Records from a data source
====

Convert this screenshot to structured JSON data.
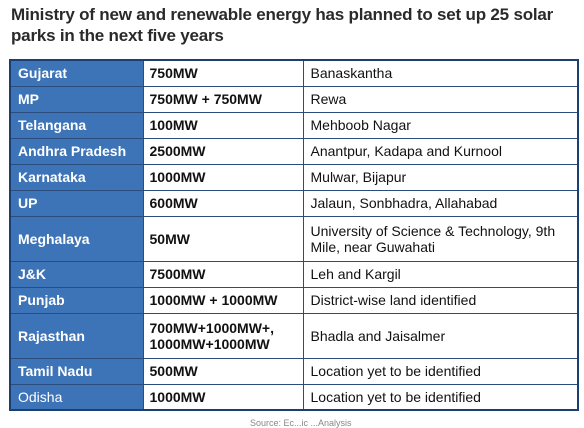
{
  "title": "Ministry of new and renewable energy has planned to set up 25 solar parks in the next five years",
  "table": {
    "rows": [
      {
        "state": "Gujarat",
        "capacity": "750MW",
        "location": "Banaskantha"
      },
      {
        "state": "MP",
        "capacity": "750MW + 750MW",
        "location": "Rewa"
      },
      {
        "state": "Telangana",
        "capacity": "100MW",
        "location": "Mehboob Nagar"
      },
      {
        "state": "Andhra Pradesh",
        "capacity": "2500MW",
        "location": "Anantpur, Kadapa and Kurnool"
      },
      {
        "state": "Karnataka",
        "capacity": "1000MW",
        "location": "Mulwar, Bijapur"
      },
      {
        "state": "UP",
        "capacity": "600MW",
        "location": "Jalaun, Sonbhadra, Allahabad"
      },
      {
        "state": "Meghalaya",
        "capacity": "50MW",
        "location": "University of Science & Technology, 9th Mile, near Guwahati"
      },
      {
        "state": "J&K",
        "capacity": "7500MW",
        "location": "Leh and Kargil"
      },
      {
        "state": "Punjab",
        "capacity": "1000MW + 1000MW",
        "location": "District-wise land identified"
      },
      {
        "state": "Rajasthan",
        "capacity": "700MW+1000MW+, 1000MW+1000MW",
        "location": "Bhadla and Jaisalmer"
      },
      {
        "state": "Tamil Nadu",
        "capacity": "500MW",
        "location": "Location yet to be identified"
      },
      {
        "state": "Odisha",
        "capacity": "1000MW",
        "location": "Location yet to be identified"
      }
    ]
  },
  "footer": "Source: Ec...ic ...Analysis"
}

====

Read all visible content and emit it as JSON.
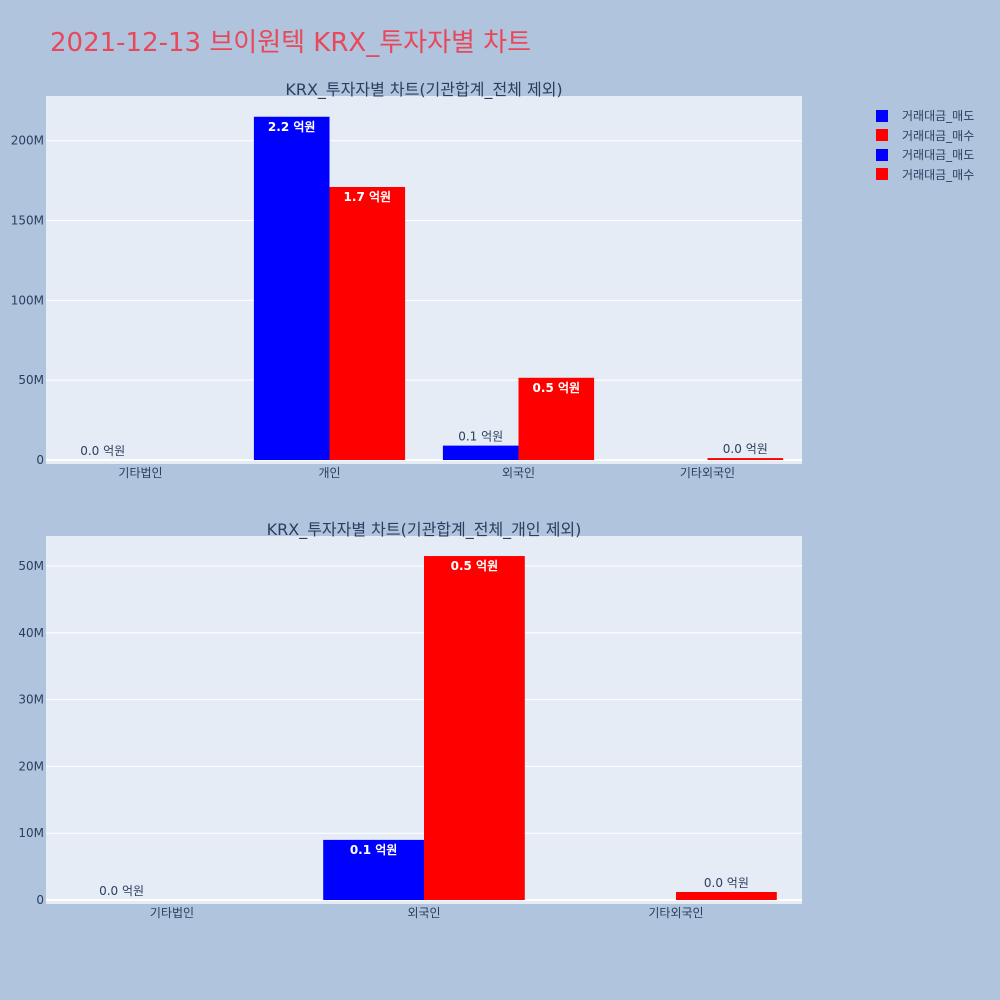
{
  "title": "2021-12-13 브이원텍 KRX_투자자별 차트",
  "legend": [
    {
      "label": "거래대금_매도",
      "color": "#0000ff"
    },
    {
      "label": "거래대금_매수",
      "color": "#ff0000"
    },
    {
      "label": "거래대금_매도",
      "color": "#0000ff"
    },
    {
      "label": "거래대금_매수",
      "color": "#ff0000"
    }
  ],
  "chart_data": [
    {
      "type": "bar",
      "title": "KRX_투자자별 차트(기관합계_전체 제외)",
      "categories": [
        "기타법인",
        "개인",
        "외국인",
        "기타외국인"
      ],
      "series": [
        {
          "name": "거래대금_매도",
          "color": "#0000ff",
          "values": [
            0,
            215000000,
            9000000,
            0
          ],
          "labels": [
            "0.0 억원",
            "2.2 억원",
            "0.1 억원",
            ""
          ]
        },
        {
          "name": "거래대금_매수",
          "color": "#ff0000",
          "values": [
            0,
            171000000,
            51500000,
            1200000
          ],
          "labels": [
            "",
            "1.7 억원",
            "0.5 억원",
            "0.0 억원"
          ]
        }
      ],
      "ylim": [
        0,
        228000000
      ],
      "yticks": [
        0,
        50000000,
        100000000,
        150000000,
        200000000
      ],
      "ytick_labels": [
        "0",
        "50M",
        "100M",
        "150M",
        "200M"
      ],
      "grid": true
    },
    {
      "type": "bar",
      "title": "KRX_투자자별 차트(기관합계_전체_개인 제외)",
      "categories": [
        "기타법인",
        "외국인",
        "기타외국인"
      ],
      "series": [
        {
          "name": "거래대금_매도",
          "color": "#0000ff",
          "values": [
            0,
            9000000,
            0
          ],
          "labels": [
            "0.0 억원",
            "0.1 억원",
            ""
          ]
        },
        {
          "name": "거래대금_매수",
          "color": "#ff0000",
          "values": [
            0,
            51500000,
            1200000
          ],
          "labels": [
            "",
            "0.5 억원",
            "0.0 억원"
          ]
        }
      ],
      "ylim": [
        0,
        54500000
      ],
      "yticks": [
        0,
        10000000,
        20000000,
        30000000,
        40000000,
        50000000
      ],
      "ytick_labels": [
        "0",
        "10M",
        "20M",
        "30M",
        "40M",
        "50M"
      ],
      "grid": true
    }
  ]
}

====

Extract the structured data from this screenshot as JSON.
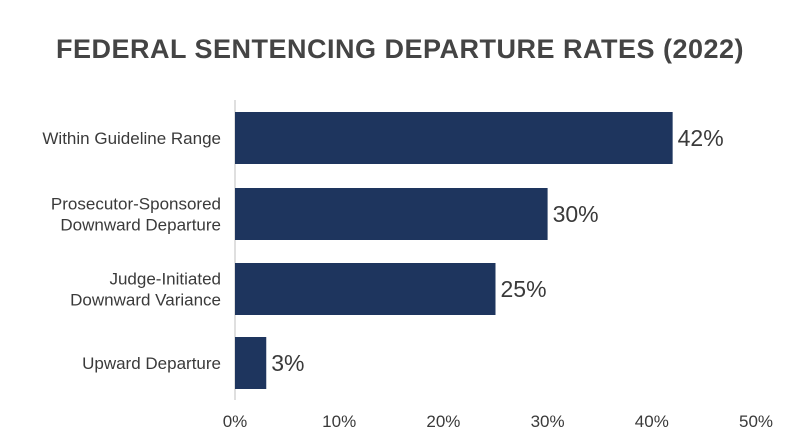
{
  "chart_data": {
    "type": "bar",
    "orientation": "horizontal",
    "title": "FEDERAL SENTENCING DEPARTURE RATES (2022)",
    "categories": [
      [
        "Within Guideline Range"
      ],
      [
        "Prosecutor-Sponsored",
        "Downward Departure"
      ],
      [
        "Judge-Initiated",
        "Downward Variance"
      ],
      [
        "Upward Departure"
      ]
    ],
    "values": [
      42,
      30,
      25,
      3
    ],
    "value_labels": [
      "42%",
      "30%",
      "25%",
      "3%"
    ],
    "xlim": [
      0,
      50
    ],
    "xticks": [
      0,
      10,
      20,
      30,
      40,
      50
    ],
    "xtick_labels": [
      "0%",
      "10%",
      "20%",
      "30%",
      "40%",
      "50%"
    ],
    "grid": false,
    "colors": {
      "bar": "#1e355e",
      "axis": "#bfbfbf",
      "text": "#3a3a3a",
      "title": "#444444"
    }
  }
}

====

Answer with one number: how many lines in the listing hold "screenshot".

2